EXERCISE GOAL
Copy the records below exactly, omitting any pictures they contain.

Dataset entries

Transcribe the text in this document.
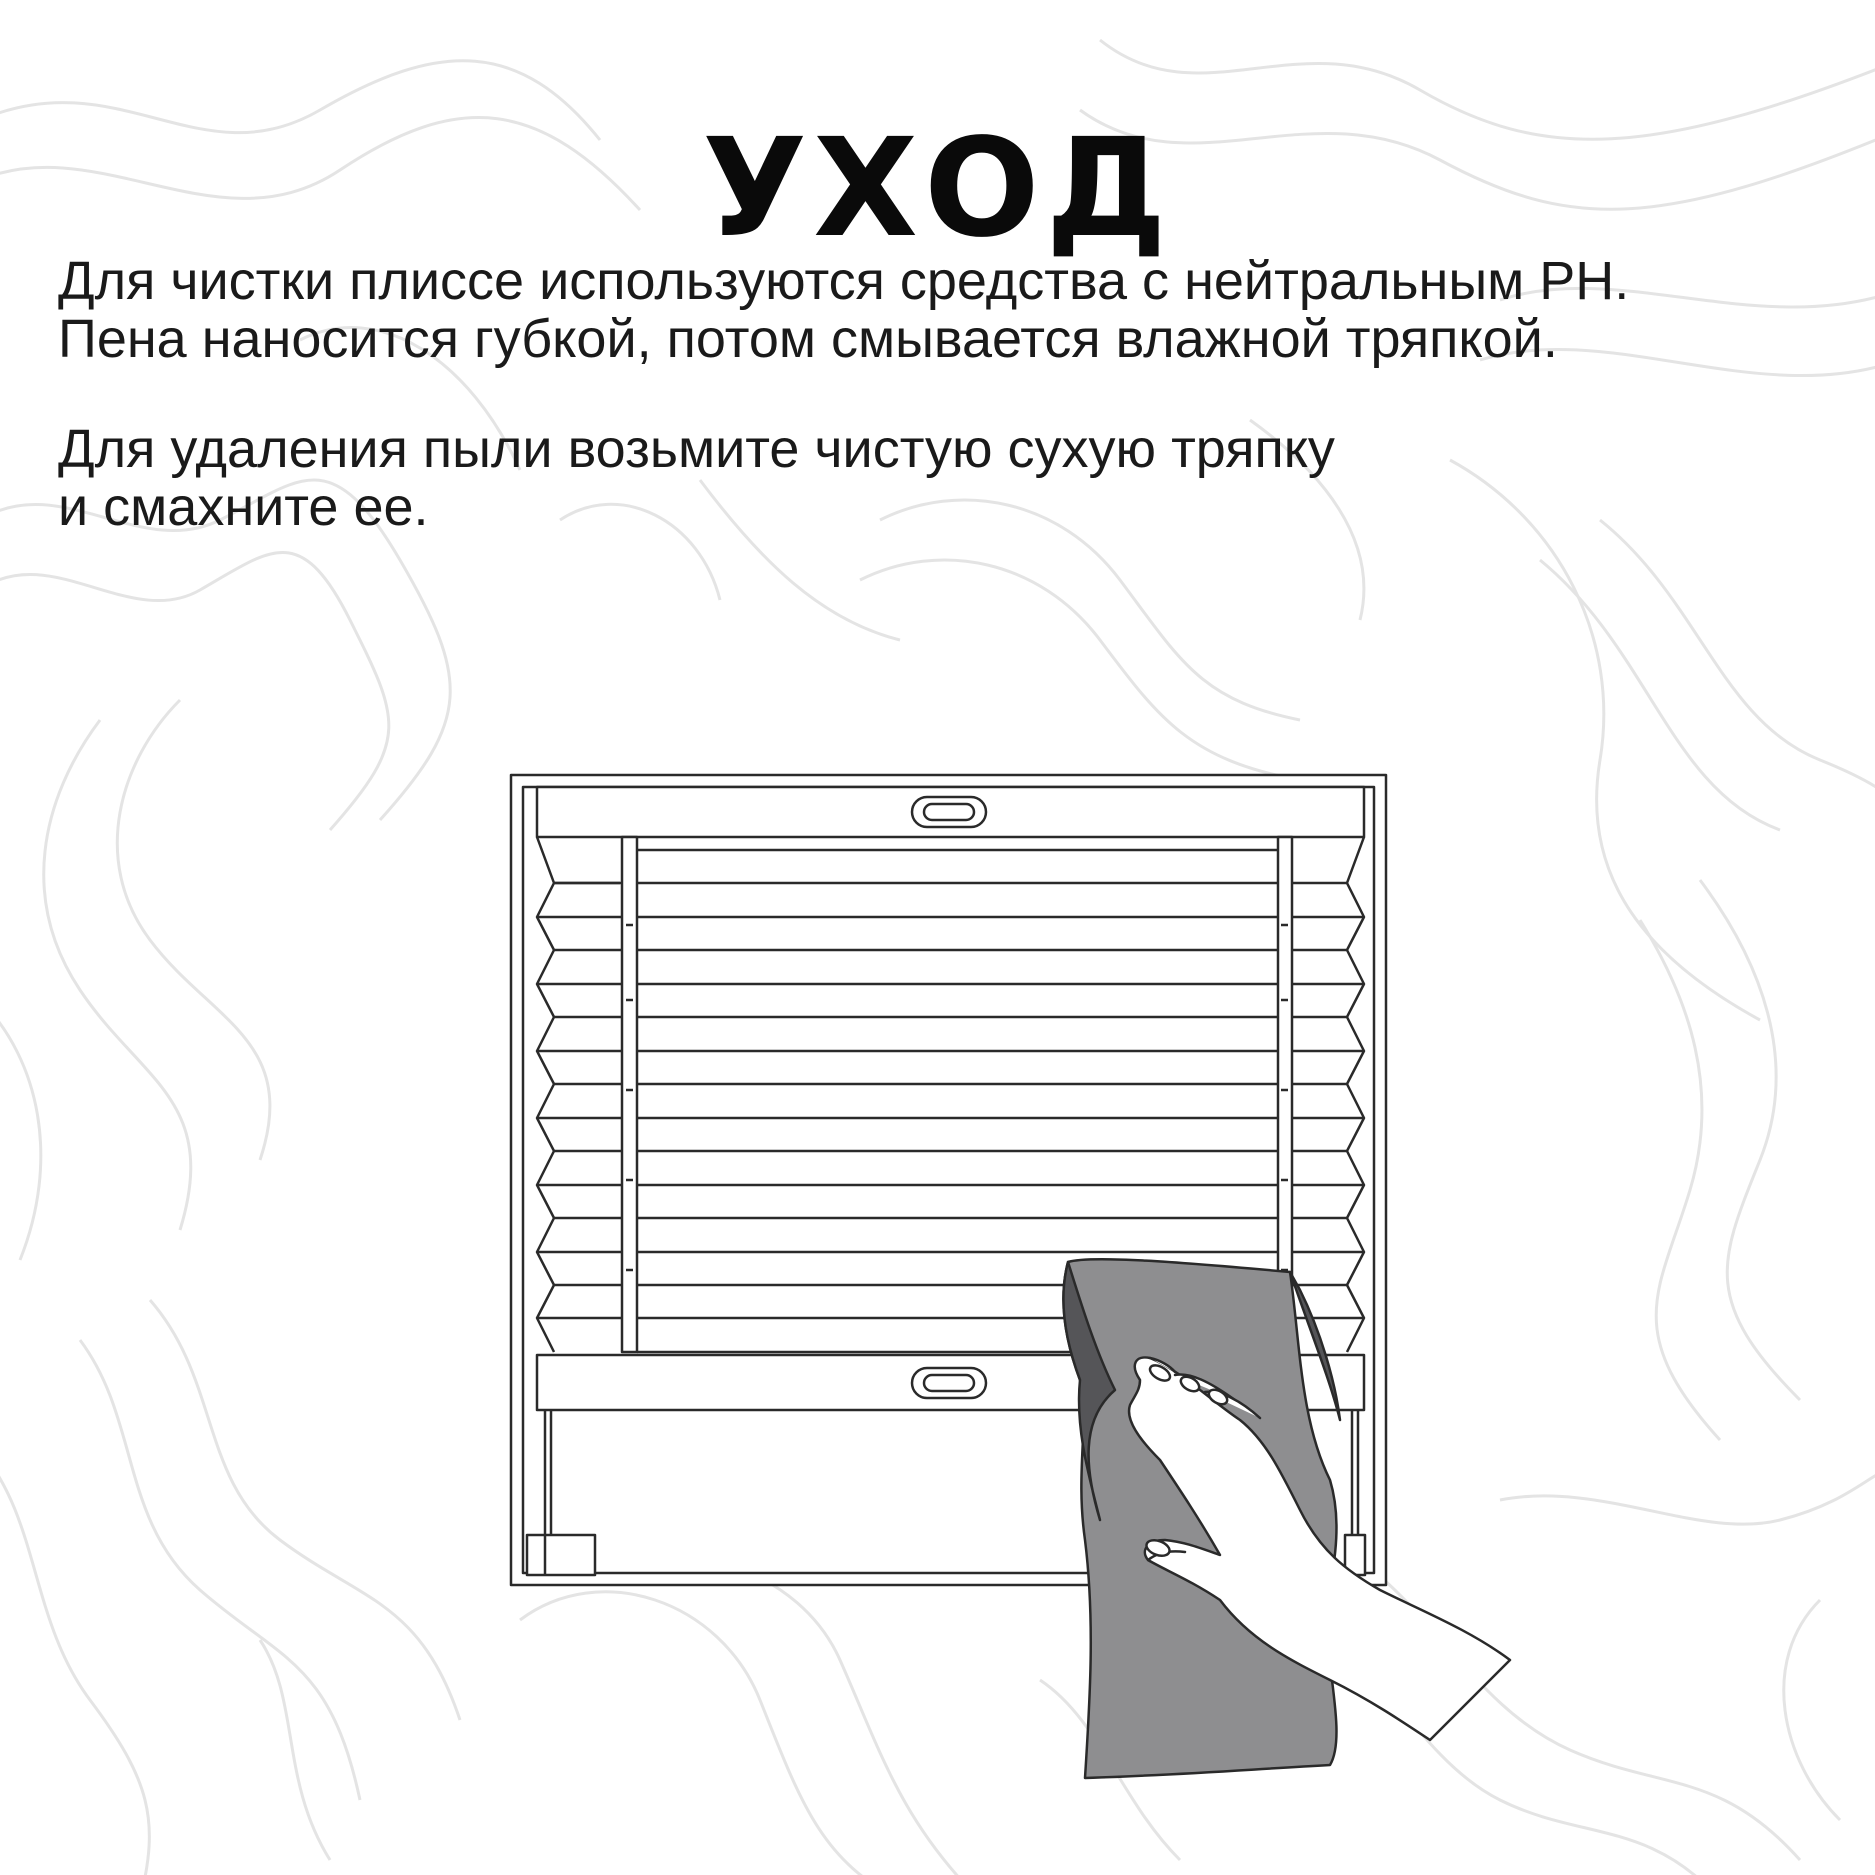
УХОД
Для чистки плиссе используются средства с нейтральным PH.
Пена наносится губкой, потом смывается влажной тряпкой.
Для удаления пыли возьмите чистую сухую тряпку
и смахните ее.
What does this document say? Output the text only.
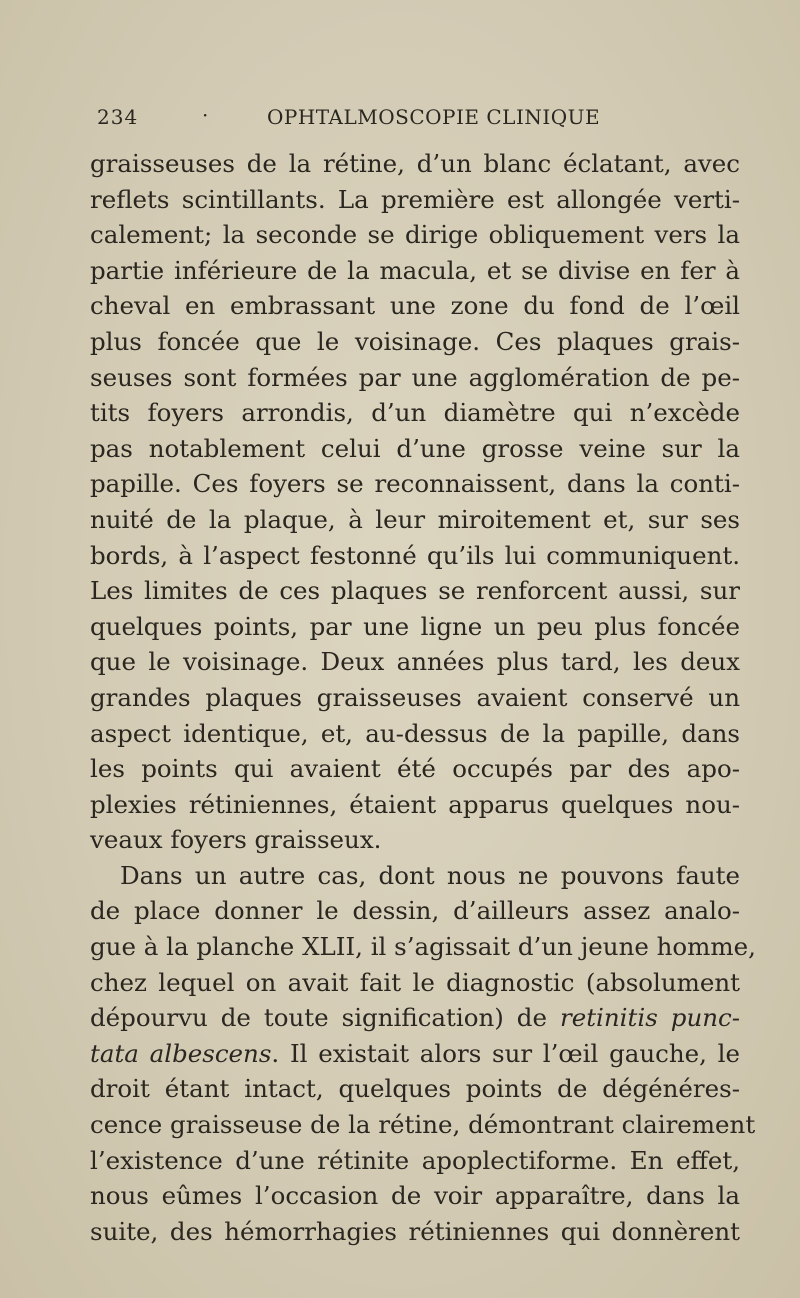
234	·	OPHTALMOSCOPIE CLINIQUE
graisseuses de la rétine, d’un blanc éclatant, avec
reflets scintillants. La première est allongée verti-
calement; la seconde se dirige obliquement vers la
partie inférieure de la macula, et se divise en fer à
cheval en embrassant une zone du fond de l’œil
plus foncée que le voisinage. Ces plaques grais-
seuses sont formées par une agglomération de pe-
tits foyers arrondis, d’un diamètre qui n’excède
pas notablement celui d’une grosse veine sur la
papille. Ces foyers se reconnaissent, dans la conti-
nuité de la plaque, à leur miroitement et, sur ses
bords, à l’aspect festonné qu’ils lui communiquent.
Les limites de ces plaques se renforcent aussi, sur
quelques points, par une ligne un peu plus foncée
que le voisinage. Deux années plus tard, les deux
grandes plaques graisseuses avaient conservé un
aspect identique, et, au-dessus de la papille, dans
les points qui avaient été occupés par des apo-
plexies rétiniennes, étaient apparus quelques nou-
veaux foyers graisseux.
Dans un autre cas, dont nous ne pouvons faute
de place donner le dessin, d’ailleurs assez analo-
gue à la planche XLII, il s’agissait d’un jeune homme,
chez lequel on avait fait le diagnostic (absolument
dépourvu de toute signification) de retinitis punc-
tata albescens. Il existait alors sur l’œil gauche, le
droit étant intact, quelques points de dégénéres-
cence graisseuse de la rétine, démontrant clairement
l’existence d’une rétinite apoplectiforme. En effet,
nous eûmes l’occasion de voir apparaître, dans la
suite, des hémorrhagies rétiniennes qui donnèrent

SOLVED PROBLEM
Transcribe the text in this document.
УХОД
Для чистки плиссе используются средства с нейтральным PH.
Пена наносится губкой, потом смывается влажной тряпкой.
Для удаления пыли возьмите чистую сухую тряпку
и смахните ее.
What does this document say? Output the text only.
234	·	OPHTALMOSCOPIE CLINIQUE
graisseuses de la rétine, d’un blanc éclatant, avec
reflets scintillants. La première est allongée verti-
calement; la seconde se dirige obliquement vers la
partie inférieure de la macula, et se divise en fer à
cheval en embrassant une zone du fond de l’œil
plus foncée que le voisinage. Ces plaques grais-
seuses sont formées par une agglomération de pe-
tits foyers arrondis, d’un diamètre qui n’excède
pas notablement celui d’une grosse veine sur la
papille. Ces foyers se reconnaissent, dans la conti-
nuité de la plaque, à leur miroitement et, sur ses
bords, à l’aspect festonné qu’ils lui communiquent.
Les limites de ces plaques se renforcent aussi, sur
quelques points, par une ligne un peu plus foncée
que le voisinage. Deux années plus tard, les deux
grandes plaques graisseuses avaient conservé un
aspect identique, et, au-dessus de la papille, dans
les points qui avaient été occupés par des apo-
plexies rétiniennes, étaient apparus quelques nou-
veaux foyers graisseux.
Dans un autre cas, dont nous ne pouvons faute
de place donner le dessin, d’ailleurs assez analo-
gue à la planche XLII, il s’agissait d’un jeune homme,
chez lequel on avait fait le diagnostic (absolument
dépourvu de toute signification) de retinitis punc-
tata albescens. Il existait alors sur l’œil gauche, le
droit étant intact, quelques points de dégénéres-
cence graisseuse de la rétine, démontrant clairement
l’existence d’une rétinite apoplectiforme. En effet,
nous eûmes l’occasion de voir apparaître, dans la
suite, des hémorrhagies rétiniennes qui donnèrent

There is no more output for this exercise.